SHORT PROBLEM 1 :: Please rewrite the stored items, from their start through the line containing "193, 641, 220]", changing "bbox" to "bounding box" and leaving everything else as it is.

TEXT PROVIDED ::

+---+

We deployed a set of custom AWS Config rules to each AWS account and Region. All of the accounts authorize a centralized account as the aggregator. Each rule written determines the compliance of a single AWS resource type. One AWS resource is mapped to one rule. A rule might contain multiple conditions that make a resource non-compliant if any of the conditions are met.
An example rule:
All instances must be inside an Auto Scaling group
Here’s one example of how we implemented an AWS Config rule. We use the AWS Auto Scaling API operations to describe all Auto Scaling groups in the account. Then, we used the EC2 API operations to describe all instances. We compared both results to extract the difference between the lists. This requires a large number of describe API calls to gather the information necessary to determine compliance state. Additionally, as these describe calls are being made and lists are built, scaling events are happening which immediately causes the results to drift from the real state of the infrastructure. Some resources that were not complaint at the time of last scan may no longer exist in the account due to scale-in. Because of this, we needed to add verification steps between scans to validate results for cleanup. This adds more time and complexity to the process.
We used AWS Config to simplify this process. A configuration base change rule is applied to the EC2 instance resource type. The rule checks for changes to the tag: ‘aws:autoscaling:groupName’. This is a tag injected onto instances by AWS when they are part of an Auto Scaling group and exist on all instances in an Auto Scaling group. There are some key advantages to this approach:
- This required zero additional API calls.
- The AWS Config service handles cleanup when a resource is deleted.
- Rules are simple and easy to write.

+---+

SHORT PROBLEM 2 :: Extend the piece on custom AWS Config compliance rules, picking up after its final sentence.

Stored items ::
+---+

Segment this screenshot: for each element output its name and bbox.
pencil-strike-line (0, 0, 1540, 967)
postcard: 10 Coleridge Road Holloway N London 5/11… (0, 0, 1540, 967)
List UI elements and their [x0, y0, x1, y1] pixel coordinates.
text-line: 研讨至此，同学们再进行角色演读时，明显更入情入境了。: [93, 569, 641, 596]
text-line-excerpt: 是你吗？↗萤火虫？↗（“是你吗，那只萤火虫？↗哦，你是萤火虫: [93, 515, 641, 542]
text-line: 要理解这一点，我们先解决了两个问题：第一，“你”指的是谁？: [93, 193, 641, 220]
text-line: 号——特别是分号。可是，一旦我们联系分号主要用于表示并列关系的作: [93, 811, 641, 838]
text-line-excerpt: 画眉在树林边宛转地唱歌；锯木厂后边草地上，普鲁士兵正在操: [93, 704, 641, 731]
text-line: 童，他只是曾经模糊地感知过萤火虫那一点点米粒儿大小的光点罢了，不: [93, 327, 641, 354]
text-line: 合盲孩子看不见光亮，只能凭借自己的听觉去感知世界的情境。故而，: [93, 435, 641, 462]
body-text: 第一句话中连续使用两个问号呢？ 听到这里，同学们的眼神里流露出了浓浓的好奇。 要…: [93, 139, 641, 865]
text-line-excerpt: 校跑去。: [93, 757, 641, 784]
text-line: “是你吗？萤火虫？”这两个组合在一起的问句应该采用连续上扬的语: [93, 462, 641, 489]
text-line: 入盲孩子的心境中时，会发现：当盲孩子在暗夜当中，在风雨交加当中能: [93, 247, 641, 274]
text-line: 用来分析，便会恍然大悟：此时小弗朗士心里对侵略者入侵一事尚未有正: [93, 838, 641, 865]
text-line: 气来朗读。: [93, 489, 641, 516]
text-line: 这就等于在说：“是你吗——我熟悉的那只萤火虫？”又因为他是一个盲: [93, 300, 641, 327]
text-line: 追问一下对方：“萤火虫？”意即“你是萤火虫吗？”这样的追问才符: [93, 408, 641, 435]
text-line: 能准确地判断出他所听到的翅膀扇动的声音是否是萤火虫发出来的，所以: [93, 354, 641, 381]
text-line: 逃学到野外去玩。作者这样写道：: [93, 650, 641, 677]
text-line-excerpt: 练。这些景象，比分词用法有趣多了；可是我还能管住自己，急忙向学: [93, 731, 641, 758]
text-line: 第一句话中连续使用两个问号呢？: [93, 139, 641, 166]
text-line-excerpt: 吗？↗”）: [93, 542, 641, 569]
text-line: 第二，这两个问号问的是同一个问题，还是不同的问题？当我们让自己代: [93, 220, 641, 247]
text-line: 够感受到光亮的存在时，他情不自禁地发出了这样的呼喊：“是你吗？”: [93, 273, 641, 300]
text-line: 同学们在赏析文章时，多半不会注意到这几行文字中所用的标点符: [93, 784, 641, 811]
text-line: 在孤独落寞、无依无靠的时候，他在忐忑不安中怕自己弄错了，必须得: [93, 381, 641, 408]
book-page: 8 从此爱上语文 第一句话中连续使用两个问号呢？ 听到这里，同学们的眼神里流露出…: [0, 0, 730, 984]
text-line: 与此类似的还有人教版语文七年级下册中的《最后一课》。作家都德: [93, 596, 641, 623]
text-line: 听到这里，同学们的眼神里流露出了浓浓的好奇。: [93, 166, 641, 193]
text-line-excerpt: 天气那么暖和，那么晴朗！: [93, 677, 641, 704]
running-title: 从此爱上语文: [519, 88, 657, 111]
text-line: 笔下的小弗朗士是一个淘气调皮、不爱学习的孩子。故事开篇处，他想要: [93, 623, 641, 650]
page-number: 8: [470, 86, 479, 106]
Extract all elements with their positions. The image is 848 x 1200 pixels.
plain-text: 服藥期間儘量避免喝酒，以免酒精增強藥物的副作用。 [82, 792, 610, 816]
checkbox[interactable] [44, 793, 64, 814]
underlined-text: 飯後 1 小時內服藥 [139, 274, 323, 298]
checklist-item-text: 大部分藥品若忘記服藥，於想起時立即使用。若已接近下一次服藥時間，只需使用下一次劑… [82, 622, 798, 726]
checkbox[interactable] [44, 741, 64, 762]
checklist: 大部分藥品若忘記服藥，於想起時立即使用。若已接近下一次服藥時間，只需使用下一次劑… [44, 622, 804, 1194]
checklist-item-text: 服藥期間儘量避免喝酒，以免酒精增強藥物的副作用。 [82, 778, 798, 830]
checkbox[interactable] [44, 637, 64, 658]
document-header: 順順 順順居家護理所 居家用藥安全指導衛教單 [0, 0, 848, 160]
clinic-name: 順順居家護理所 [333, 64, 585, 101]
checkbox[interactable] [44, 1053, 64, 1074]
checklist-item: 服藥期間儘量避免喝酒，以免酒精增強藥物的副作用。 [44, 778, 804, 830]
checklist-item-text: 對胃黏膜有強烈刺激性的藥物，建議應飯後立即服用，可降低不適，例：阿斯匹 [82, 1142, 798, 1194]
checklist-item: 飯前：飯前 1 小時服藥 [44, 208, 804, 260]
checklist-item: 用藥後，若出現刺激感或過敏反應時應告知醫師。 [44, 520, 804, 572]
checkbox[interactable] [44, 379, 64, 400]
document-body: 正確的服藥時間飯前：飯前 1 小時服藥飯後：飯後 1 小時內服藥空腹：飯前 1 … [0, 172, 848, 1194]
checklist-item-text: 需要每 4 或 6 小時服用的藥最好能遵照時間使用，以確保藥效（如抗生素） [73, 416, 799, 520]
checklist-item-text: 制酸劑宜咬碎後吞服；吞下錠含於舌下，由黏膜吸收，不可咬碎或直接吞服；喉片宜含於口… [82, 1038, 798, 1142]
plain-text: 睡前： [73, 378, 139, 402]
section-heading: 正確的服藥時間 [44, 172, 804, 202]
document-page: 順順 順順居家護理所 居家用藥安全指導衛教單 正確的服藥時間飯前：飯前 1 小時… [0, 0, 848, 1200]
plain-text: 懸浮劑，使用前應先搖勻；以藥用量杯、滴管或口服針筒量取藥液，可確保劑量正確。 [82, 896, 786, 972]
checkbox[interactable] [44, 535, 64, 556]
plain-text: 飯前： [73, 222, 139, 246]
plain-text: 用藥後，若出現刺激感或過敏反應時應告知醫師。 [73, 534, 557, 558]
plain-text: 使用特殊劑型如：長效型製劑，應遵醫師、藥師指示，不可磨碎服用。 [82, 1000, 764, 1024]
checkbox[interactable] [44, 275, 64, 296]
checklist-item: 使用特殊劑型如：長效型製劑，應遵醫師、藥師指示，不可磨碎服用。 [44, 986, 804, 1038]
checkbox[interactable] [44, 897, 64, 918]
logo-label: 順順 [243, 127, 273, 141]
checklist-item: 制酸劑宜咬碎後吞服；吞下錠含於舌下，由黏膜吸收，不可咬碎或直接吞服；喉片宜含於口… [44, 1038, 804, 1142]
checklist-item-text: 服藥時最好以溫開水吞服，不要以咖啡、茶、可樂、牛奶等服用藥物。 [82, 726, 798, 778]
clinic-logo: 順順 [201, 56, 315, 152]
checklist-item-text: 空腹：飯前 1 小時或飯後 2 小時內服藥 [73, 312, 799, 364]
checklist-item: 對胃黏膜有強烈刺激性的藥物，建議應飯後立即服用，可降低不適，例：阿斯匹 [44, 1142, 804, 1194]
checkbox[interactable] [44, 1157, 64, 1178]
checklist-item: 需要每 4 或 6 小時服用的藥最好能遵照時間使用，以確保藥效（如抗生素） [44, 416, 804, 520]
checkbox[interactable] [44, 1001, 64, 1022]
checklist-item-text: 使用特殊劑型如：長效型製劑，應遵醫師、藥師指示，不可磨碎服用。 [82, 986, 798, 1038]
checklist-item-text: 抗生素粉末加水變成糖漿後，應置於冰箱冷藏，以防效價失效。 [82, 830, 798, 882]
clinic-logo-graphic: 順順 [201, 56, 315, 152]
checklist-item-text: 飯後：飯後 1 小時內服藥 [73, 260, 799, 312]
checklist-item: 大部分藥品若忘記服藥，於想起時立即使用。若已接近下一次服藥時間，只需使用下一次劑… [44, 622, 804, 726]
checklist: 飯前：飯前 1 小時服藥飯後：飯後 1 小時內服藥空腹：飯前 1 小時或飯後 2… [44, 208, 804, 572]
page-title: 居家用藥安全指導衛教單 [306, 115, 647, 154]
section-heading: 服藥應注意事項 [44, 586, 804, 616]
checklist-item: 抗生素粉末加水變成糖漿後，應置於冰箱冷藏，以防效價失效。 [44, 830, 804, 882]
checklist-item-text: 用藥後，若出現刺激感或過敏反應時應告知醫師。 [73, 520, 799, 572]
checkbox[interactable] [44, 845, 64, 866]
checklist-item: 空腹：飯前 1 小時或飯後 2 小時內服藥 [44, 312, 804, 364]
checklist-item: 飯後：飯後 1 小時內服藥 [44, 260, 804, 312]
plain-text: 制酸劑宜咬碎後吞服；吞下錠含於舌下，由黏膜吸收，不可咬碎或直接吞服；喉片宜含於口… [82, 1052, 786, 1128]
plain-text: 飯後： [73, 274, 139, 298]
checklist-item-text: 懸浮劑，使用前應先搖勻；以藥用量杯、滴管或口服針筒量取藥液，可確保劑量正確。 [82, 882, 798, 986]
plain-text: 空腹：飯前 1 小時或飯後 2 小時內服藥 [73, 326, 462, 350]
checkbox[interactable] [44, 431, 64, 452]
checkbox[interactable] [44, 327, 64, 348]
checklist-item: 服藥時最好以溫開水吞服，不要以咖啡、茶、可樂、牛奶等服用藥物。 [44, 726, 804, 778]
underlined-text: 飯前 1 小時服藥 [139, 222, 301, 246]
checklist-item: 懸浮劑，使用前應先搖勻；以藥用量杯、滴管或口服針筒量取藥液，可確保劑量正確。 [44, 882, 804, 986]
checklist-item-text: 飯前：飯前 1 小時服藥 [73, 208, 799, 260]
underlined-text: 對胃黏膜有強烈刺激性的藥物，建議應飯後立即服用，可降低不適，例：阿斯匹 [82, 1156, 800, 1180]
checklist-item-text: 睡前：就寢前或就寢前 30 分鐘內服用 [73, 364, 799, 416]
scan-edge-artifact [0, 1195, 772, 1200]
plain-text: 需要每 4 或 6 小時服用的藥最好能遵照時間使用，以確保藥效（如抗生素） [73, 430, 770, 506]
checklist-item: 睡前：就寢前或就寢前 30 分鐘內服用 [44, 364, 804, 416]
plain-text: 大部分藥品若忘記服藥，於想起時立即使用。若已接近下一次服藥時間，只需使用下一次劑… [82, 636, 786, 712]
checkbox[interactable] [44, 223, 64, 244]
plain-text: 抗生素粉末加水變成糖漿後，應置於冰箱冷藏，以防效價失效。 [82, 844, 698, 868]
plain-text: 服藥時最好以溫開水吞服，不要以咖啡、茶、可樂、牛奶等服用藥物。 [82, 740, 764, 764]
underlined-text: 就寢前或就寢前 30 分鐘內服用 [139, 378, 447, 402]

+---+

TASK RESULT 1 ::
Segment this screenshot: for each element output its name and bounding box.
pencil-strike-line (0, 0, 1540, 967)
postcard: 10 Coleridge Road Holloway N London 5/11… (0, 0, 1540, 967)
List UI elements and their [x0, y0, x1, y1] pixel coordinates.
text-line: 研讨至此，同学们再进行角色演读时，明显更入情入境了。: [93, 569, 641, 596]
text-line-excerpt: 是你吗？↗萤火虫？↗（“是你吗，那只萤火虫？↗哦，你是萤火虫: [93, 515, 641, 542]
text-line: 要理解这一点，我们先解决了两个问题：第一，“你”指的是谁？: [93, 193, 641, 220]

TASK RESULT 2 ::
How does it work? When a resource changes compliance status in AWS Config it emits an event for ‘ComplianceChangeNotification’. A centralized Lambda subscribes to the AWS Config topics from a different AWS account to record data in a DynamoDB table.
Here is what happens when a resource changes states compliant -> non-compliant.
- A Lambda function writes a record to a DynamoDB table with a termination time in the future.
- A Lambda function notifies the owner that the resource is no longer compliant.
- After the termination time, the resource is deleted.
When a resource changes state from non-compliant -> compliant OR any state to NOT_APPLICABLE
- The Lambda function removes the record from the DynamoDB Table.
Is important to mention also that in this process, several additional Lambda functions run periodically to review records in DynamoDB, notify owners before deletion, and then to delete resources past the termination date.
Here is an example of how the process would work step by step:
- Instance i-12345abcd is detached from an Auto Scaling group and the tag ‘aws:autoscaling:groupName’ is removed.
- AWS Config records the tag change because of the Auto Scaling group removal.
- The resource is marked non-compliant in Config.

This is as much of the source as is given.